Exercise directions
Filter the data below for the string "this" and copy each matching line.

---+---

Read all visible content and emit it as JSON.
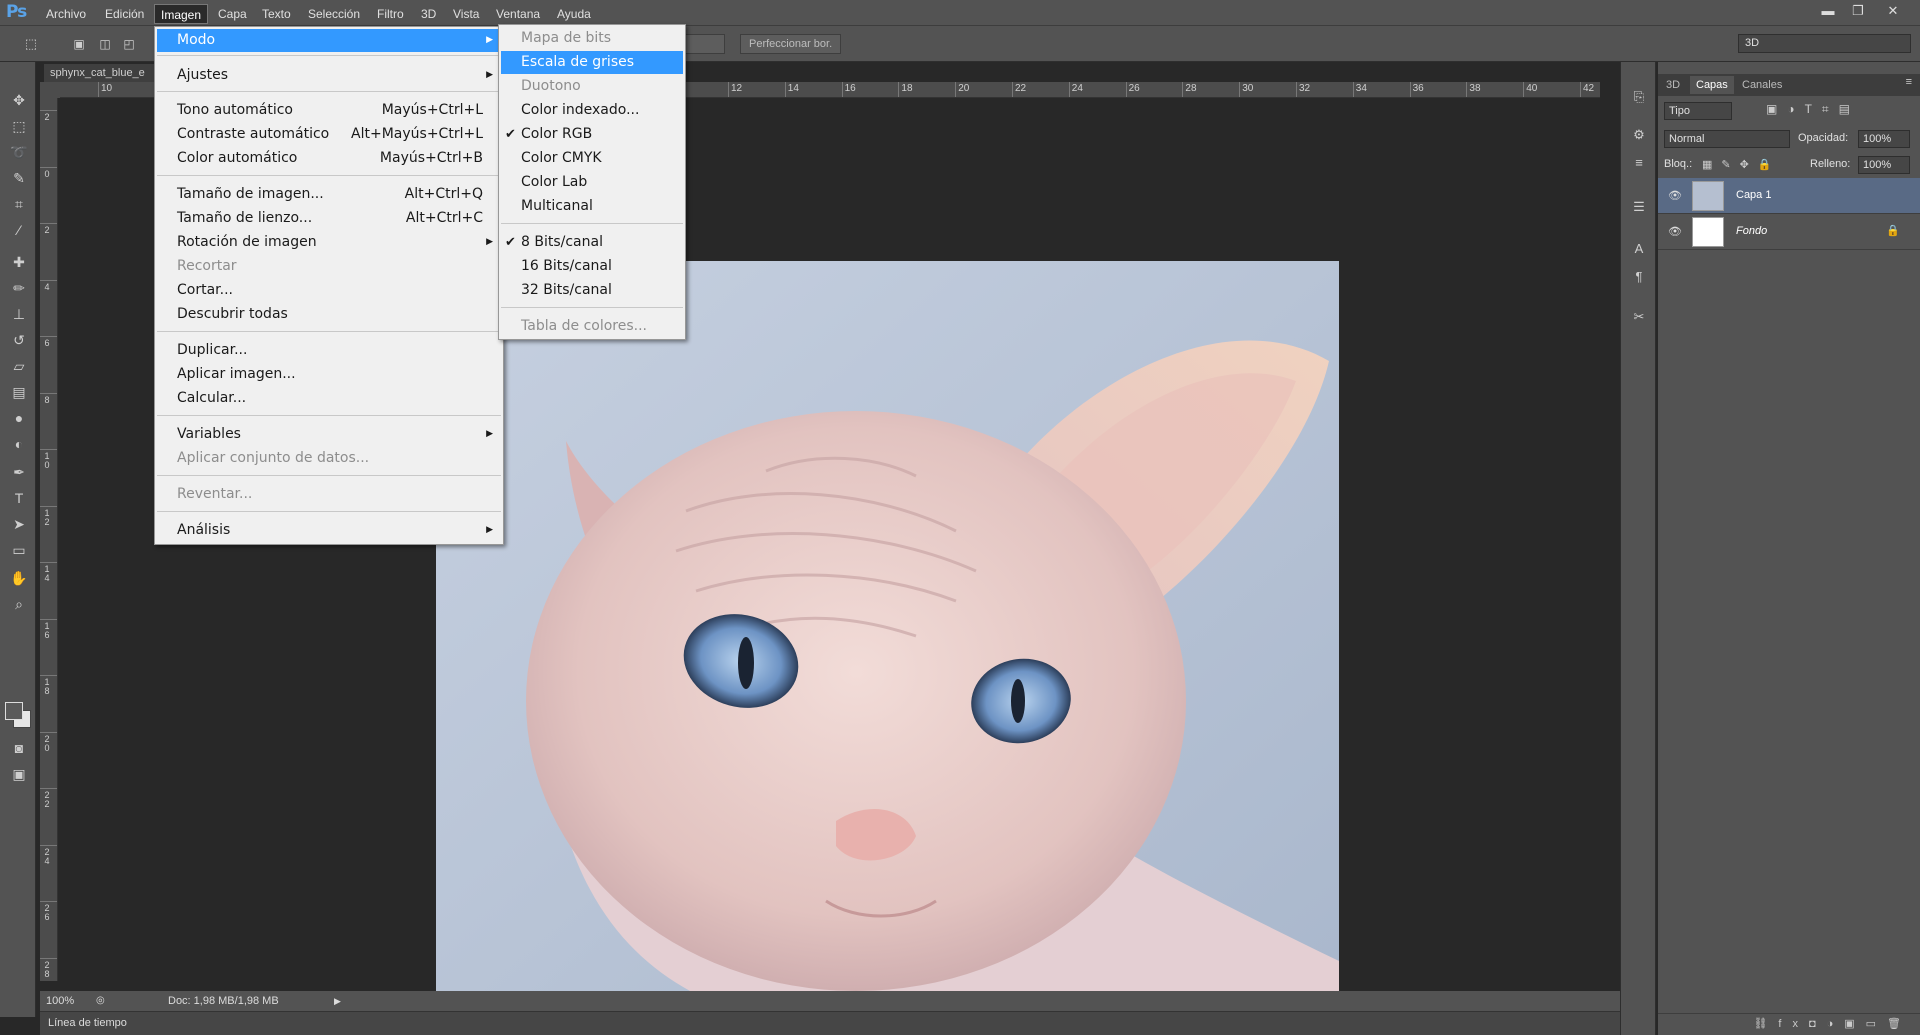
{
  "app": {
    "logo": "Ps"
  },
  "menubar": {
    "items": [
      "Archivo",
      "Edición",
      "Imagen",
      "Capa",
      "Texto",
      "Selección",
      "Filtro",
      "3D",
      "Vista",
      "Ventana",
      "Ayuda"
    ],
    "active": "Imagen"
  },
  "window_controls": {
    "minimize": "▬",
    "restore": "❐",
    "close": "✕"
  },
  "options_bar": {
    "refine_edge": "Perfeccionar bor.",
    "workspace": "3D"
  },
  "document": {
    "tab_title": "sphynx_cat_blue_e",
    "ruler_h_labels": [
      "10",
      "12",
      "14",
      "16",
      "18",
      "20",
      "22",
      "24",
      "26",
      "28",
      "30",
      "32",
      "34",
      "36",
      "38",
      "40",
      "42"
    ],
    "ruler_v_labels": [
      "2",
      "0",
      "2",
      "4",
      "6",
      "8",
      "10",
      "12",
      "14",
      "16",
      "18",
      "20",
      "22",
      "24",
      "26",
      "28"
    ]
  },
  "status": {
    "zoom": "100%",
    "doc_size": "Doc: 1,98 MB/1,98 MB"
  },
  "timeline": {
    "label": "Línea de tiempo"
  },
  "layers_panel": {
    "tabs": [
      "3D",
      "Capas",
      "Canales"
    ],
    "active_tab": "Capas",
    "filter": "Tipo",
    "blend_mode": "Normal",
    "opacity_label": "Opacidad:",
    "opacity": "100%",
    "lock_label": "Bloq.:",
    "fill_label": "Relleno:",
    "fill": "100%",
    "layers": [
      {
        "name": "Capa 1",
        "selected": true
      },
      {
        "name": "Fondo",
        "selected": false,
        "locked": true
      }
    ]
  },
  "menu_imagen": {
    "items": [
      {
        "label": "Modo",
        "submenu": true,
        "highlighted": true
      },
      {
        "label": "Ajustes",
        "submenu": true
      },
      {
        "label": "Tono automático",
        "shortcut": "Mayús+Ctrl+L"
      },
      {
        "label": "Contraste automático",
        "shortcut": "Alt+Mayús+Ctrl+L"
      },
      {
        "label": "Color automático",
        "shortcut": "Mayús+Ctrl+B"
      },
      {
        "label": "Tamaño de imagen...",
        "shortcut": "Alt+Ctrl+Q"
      },
      {
        "label": "Tamaño de lienzo...",
        "shortcut": "Alt+Ctrl+C"
      },
      {
        "label": "Rotación de imagen",
        "submenu": true
      },
      {
        "label": "Recortar",
        "disabled": true
      },
      {
        "label": "Cortar..."
      },
      {
        "label": "Descubrir todas"
      },
      {
        "label": "Duplicar..."
      },
      {
        "label": "Aplicar imagen..."
      },
      {
        "label": "Calcular..."
      },
      {
        "label": "Variables",
        "submenu": true
      },
      {
        "label": "Aplicar conjunto de datos...",
        "disabled": true
      },
      {
        "label": "Reventar...",
        "disabled": true
      },
      {
        "label": "Análisis",
        "submenu": true
      }
    ]
  },
  "menu_modo": {
    "items": [
      {
        "label": "Mapa de bits",
        "disabled": true
      },
      {
        "label": "Escala de grises",
        "highlighted": true
      },
      {
        "label": "Duotono",
        "disabled": true
      },
      {
        "label": "Color indexado..."
      },
      {
        "label": "Color RGB",
        "checked": true
      },
      {
        "label": "Color CMYK"
      },
      {
        "label": "Color Lab"
      },
      {
        "label": "Multicanal"
      },
      {
        "label": "8 Bits/canal",
        "checked": true
      },
      {
        "label": "16 Bits/canal"
      },
      {
        "label": "32 Bits/canal"
      },
      {
        "label": "Tabla de colores...",
        "disabled": true
      }
    ]
  },
  "colors": {
    "menu_highlight": "#3399ff",
    "layer_selected": "#596a85",
    "ps_blue": "#5aa3e8"
  }
}
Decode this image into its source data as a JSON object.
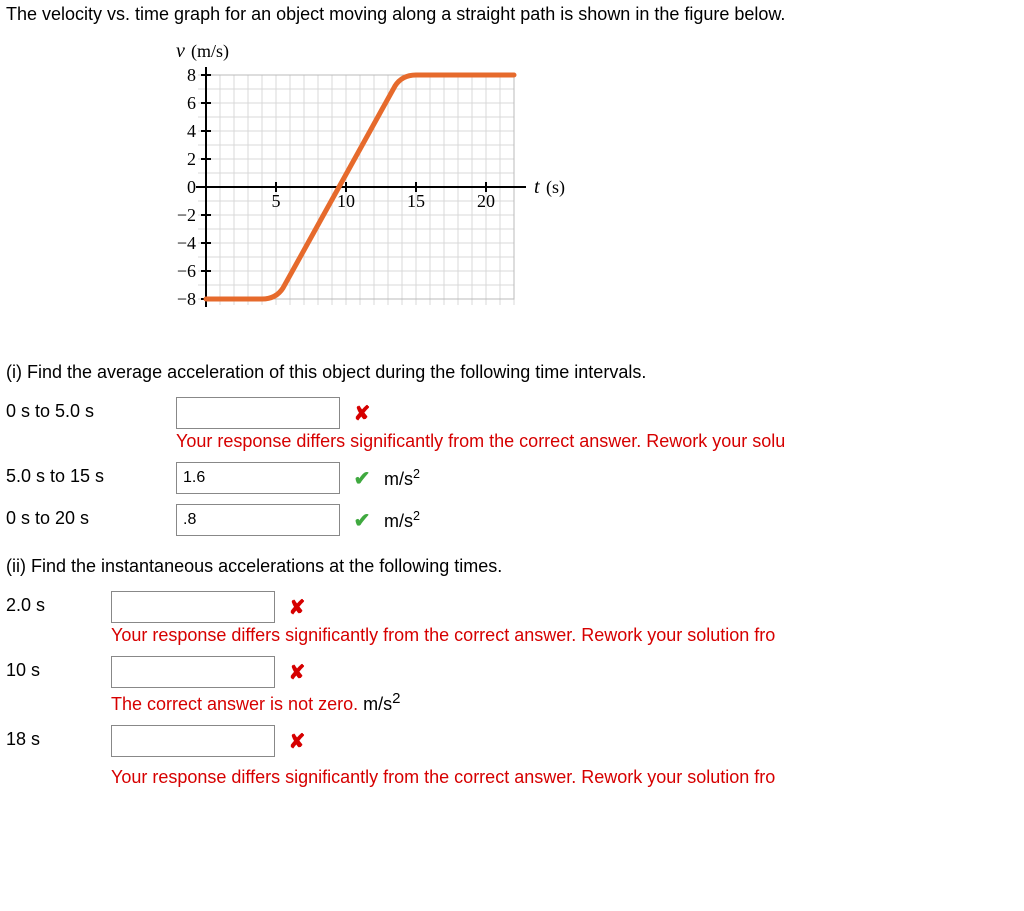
{
  "prompt": "The velocity vs. time graph for an object moving along a straight path is shown in the figure below.",
  "axis_y": "v (m/s)",
  "axis_x": "t (s)",
  "part_i": "(i) Find the average acceleration of this object during the following time intervals.",
  "part_ii": "(ii) Find the instantaneous accelerations at the following times.",
  "feedback_differs": "Your response differs significantly from the correct answer. Rework your solu",
  "feedback_differs2": "Your response differs significantly from the correct answer. Rework your solution fro",
  "feedback_notzero_pre": "The correct answer is not zero. ",
  "feedback_cutoff": "Your response differs significantly from the correct answer. Rework your solution fro",
  "unit": "m/s",
  "i1": {
    "label": "0 s to 5.0 s",
    "value": ""
  },
  "i2": {
    "label": "5.0 s to 15 s",
    "value": "1.6"
  },
  "i3": {
    "label": "0 s to 20 s",
    "value": ".8"
  },
  "ii1": {
    "label": "2.0 s",
    "value": ""
  },
  "ii2": {
    "label": "10 s",
    "value": ""
  },
  "ii3": {
    "label": "18 s",
    "value": ""
  },
  "chart_data": {
    "type": "line",
    "title": "",
    "xlabel": "t (s)",
    "ylabel": "v (m/s)",
    "xlim": [
      0,
      22
    ],
    "ylim": [
      -8,
      9
    ],
    "x_ticks": [
      5,
      10,
      15,
      20
    ],
    "y_ticks": [
      -8,
      -6,
      -4,
      -2,
      0,
      2,
      4,
      6,
      8
    ],
    "series": [
      {
        "name": "velocity",
        "color": "#e66a2c",
        "x": [
          0,
          4,
          5,
          14,
          15,
          22
        ],
        "y": [
          -8,
          -8,
          -7.5,
          7.5,
          8,
          8
        ]
      }
    ]
  }
}
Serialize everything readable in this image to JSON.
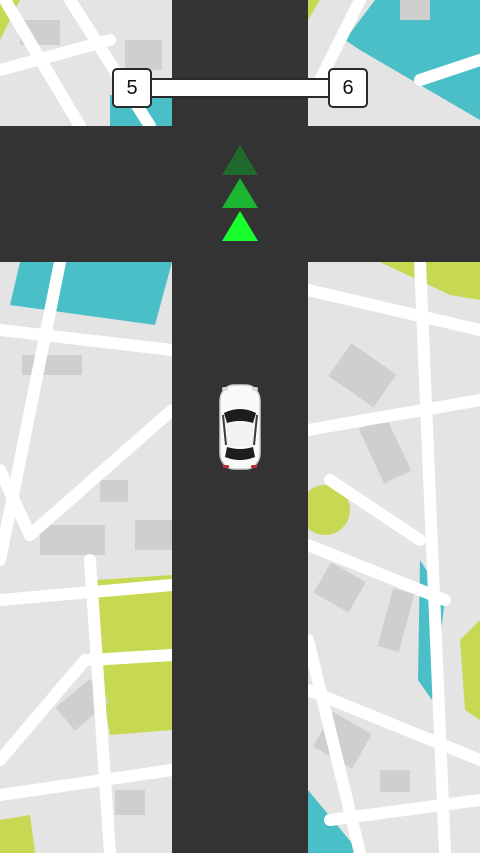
{
  "hud": {
    "current_level": "5",
    "next_level": "6",
    "level_progress": 0
  },
  "guide_arrows": {
    "direction": "up",
    "colors": [
      "#1f6b2b",
      "#1bb531",
      "#19ff2d"
    ]
  },
  "colors": {
    "road": "#333333",
    "map_block": "#e4e4e4",
    "map_street": "#ffffff",
    "park": "#c7d952",
    "water": "#4bbfc8",
    "building": "#cfcfcf"
  },
  "player": {
    "vehicle": "white-car-icon",
    "heading": "up"
  }
}
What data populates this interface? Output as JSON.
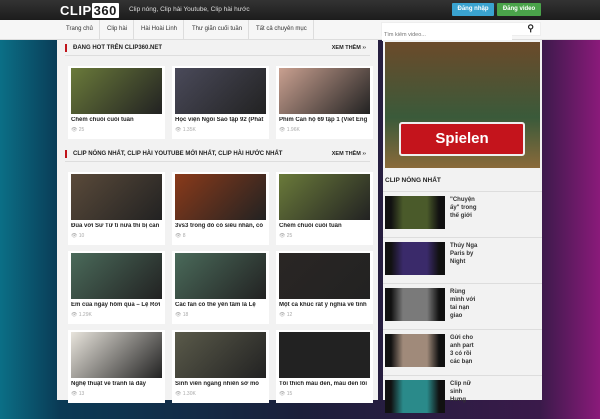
{
  "header": {
    "logo_a": "CLIP",
    "logo_b": "360",
    "tagline": "Clip nóng, Clip hài Youtube, Clip hài hước",
    "login": "Đăng nhập",
    "upload": "Đăng video"
  },
  "nav": {
    "items": [
      "Trang chủ",
      "Clip hài",
      "Hài Hoài Linh",
      "Thư giãn cuối tuần",
      "Tất cả chuyên mục"
    ],
    "search_placeholder": "Tìm kiếm video...",
    "search_icon": "magnifier"
  },
  "sections": [
    {
      "title": "ĐANG HOT TRÊN CLIP360.NET",
      "more": "XEM THÊM ››",
      "cards": [
        {
          "title": "Chém chuối cuối tuần",
          "views": "25",
          "color": "#6a7a3a"
        },
        {
          "title": "Học viện Ngôi Sao tập 92 (Phát",
          "views": "1.35K",
          "color": "#4a4a5a"
        },
        {
          "title": "Phim Căn hộ 69 tập 1 (Viet Eng",
          "views": "1.96K",
          "color": "#c9a090"
        }
      ]
    },
    {
      "title": "CLIP NÓNG NHẤT, CLIP HÀI YOUTUBE MỚI NHẤT, CLIP HÀI HƯỚC NHẤT",
      "more": "XEM THÊM ››",
      "cards": [
        {
          "title": "Đùa với Sư Tử ti nữa thì bị cắn",
          "views": "10",
          "color": "#5a4a3a"
        },
        {
          "title": "3vs3 trong đó có siêu nhân, có",
          "views": "8",
          "color": "#8a3a1a"
        },
        {
          "title": "Chém chuối cuối tuần",
          "views": "25",
          "color": "#6a7a3a"
        },
        {
          "title": "Em của ngày hôm qua – Lệ Rơi",
          "views": "1.29K",
          "color": "#4a6a5a"
        },
        {
          "title": "Các fan có thể yên tâm là Lệ",
          "views": "18",
          "color": "#4a6a5a"
        },
        {
          "title": "Một ca khúc rất ý nghĩa về tình",
          "views": "12",
          "color": "#2a2624"
        },
        {
          "title": "Nghệ thuật vẽ tranh là đây",
          "views": "13",
          "color": "#e8e4dc"
        },
        {
          "title": "Sinh viên ngang nhiên sờ mó",
          "views": "1.30K",
          "color": "#5a5a4a"
        },
        {
          "title": "Tôi thích màu đen, màu đen lôi",
          "views": "15",
          "color": "#222"
        }
      ]
    }
  ],
  "sidebar": {
    "ad_label": "Spielen",
    "title": "CLIP NÓNG NHẤT",
    "items": [
      {
        "title": "\"Chuyện ấy\" trong thế giới",
        "color": "#4a5a2a"
      },
      {
        "title": "Thúy Nga Paris by Night",
        "color": "#3a2a6a"
      },
      {
        "title": "Rùng mình với tai nạn giao",
        "color": "#7a7a7a"
      },
      {
        "title": "Gửi cho anh part 3 có rồi các bạn",
        "color": "#a08a7a"
      },
      {
        "title": "Clip nữ sinh Hưng",
        "color": "#2a8a8a"
      }
    ]
  }
}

---+---

Complete answer
Decode this image into its source data as a JSON object.
  "part_i": "(i) Find the average acceleration of this object during the following time intervals.",
Serialize everything readable in this image to JSON.
What data populates this interface? Output as JSON.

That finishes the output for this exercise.